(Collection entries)
---

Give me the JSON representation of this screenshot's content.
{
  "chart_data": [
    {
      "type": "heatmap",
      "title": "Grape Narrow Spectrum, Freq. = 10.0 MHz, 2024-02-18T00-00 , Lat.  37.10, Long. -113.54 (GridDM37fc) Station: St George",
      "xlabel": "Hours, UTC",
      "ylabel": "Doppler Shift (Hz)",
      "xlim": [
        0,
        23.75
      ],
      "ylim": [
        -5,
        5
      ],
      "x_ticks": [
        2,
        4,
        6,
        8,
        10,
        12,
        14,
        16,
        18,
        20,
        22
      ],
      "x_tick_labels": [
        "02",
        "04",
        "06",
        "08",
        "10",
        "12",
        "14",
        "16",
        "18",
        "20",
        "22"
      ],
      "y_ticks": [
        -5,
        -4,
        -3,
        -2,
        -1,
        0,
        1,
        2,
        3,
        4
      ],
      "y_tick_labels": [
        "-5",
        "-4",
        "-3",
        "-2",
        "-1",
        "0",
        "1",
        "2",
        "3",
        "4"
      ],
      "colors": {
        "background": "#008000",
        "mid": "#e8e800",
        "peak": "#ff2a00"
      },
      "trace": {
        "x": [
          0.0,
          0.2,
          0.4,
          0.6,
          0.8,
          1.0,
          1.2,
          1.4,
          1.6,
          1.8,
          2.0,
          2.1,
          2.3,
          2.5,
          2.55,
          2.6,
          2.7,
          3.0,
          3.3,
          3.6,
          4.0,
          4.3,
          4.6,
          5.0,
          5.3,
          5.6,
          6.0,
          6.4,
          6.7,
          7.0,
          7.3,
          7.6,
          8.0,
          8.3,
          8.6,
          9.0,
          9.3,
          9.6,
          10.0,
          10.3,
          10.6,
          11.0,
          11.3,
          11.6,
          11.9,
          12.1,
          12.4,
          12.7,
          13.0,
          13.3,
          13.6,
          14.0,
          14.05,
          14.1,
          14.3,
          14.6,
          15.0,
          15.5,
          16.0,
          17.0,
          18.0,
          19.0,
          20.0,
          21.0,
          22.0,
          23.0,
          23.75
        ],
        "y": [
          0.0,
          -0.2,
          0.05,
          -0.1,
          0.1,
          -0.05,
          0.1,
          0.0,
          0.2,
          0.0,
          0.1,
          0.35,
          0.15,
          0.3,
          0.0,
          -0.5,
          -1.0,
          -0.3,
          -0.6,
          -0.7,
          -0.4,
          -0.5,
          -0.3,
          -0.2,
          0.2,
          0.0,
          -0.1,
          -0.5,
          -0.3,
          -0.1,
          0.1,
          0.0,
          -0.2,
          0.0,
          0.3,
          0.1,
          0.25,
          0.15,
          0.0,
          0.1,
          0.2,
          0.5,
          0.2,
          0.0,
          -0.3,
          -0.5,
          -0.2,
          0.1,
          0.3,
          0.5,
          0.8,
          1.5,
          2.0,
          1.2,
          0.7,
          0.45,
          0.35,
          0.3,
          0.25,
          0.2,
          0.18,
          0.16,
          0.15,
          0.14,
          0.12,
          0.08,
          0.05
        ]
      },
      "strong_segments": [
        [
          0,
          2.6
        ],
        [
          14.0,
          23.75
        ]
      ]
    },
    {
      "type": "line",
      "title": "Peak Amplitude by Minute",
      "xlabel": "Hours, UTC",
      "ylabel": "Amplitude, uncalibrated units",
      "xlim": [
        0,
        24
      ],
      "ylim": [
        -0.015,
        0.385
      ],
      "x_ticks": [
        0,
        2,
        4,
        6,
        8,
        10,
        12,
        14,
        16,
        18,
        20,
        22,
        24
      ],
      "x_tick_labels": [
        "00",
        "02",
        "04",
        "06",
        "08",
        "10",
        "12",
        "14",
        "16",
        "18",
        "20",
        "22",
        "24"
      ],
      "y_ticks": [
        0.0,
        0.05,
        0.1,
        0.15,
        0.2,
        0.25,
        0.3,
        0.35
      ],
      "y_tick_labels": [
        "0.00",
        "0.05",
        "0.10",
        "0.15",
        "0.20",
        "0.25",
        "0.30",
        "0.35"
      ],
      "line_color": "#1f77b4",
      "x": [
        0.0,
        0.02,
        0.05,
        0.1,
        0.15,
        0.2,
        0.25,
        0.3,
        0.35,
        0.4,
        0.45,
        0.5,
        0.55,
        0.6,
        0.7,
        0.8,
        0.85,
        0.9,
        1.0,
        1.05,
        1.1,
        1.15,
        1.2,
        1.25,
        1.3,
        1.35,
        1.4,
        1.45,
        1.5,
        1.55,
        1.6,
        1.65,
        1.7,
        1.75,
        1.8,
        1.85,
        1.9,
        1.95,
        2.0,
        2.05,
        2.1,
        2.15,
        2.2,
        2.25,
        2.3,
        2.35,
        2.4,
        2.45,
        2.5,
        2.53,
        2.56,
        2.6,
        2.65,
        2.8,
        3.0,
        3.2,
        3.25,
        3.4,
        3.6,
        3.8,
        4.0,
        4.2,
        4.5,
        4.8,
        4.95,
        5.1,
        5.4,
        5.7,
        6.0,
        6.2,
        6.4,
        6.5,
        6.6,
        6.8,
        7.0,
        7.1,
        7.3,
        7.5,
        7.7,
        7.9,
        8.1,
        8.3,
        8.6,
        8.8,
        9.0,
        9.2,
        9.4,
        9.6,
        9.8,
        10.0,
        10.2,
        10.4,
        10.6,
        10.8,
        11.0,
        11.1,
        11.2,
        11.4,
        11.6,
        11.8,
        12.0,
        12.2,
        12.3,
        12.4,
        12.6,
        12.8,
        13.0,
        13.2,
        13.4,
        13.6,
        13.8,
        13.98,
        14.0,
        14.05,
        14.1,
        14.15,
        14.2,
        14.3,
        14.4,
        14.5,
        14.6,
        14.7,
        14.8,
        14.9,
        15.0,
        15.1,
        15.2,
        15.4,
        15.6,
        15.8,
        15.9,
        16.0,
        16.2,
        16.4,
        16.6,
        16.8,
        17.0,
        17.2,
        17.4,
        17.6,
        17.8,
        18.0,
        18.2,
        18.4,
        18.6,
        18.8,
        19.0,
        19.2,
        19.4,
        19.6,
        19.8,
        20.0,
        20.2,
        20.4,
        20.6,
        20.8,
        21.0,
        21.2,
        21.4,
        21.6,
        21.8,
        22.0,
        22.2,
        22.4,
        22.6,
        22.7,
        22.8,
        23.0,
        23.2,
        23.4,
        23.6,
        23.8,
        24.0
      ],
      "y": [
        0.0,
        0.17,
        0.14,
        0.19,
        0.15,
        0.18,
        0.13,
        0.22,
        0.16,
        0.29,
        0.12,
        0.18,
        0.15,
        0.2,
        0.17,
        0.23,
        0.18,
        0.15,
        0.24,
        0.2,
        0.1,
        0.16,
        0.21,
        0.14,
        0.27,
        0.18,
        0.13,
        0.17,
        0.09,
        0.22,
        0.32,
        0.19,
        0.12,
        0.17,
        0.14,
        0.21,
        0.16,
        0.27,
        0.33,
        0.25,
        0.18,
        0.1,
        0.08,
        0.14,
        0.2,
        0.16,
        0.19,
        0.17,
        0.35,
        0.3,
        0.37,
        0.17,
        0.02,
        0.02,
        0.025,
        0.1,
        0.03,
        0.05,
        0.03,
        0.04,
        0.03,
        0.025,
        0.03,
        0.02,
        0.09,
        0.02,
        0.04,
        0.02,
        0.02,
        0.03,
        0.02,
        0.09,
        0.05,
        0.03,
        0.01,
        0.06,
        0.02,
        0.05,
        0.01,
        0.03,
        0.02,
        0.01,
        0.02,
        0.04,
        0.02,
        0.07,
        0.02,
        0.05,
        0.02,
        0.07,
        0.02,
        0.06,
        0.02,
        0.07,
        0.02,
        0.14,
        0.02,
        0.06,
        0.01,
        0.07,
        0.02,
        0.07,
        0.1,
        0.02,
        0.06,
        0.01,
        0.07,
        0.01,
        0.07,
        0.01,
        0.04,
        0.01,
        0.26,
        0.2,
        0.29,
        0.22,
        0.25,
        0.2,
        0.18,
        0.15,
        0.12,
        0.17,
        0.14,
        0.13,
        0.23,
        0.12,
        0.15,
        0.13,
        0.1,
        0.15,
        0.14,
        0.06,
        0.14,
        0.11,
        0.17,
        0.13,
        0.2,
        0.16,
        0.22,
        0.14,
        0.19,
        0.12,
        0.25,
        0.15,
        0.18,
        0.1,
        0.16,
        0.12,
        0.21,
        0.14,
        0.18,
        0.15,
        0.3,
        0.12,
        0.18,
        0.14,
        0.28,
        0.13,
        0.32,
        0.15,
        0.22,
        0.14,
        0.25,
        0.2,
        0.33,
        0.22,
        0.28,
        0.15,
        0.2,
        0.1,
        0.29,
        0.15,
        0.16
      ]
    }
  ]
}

---

Each line above that holds the string "ylabel" should be copied and shown.

      "ylabel": "Doppler Shift (Hz)",
      "ylabel": "Amplitude, uncalibrated units",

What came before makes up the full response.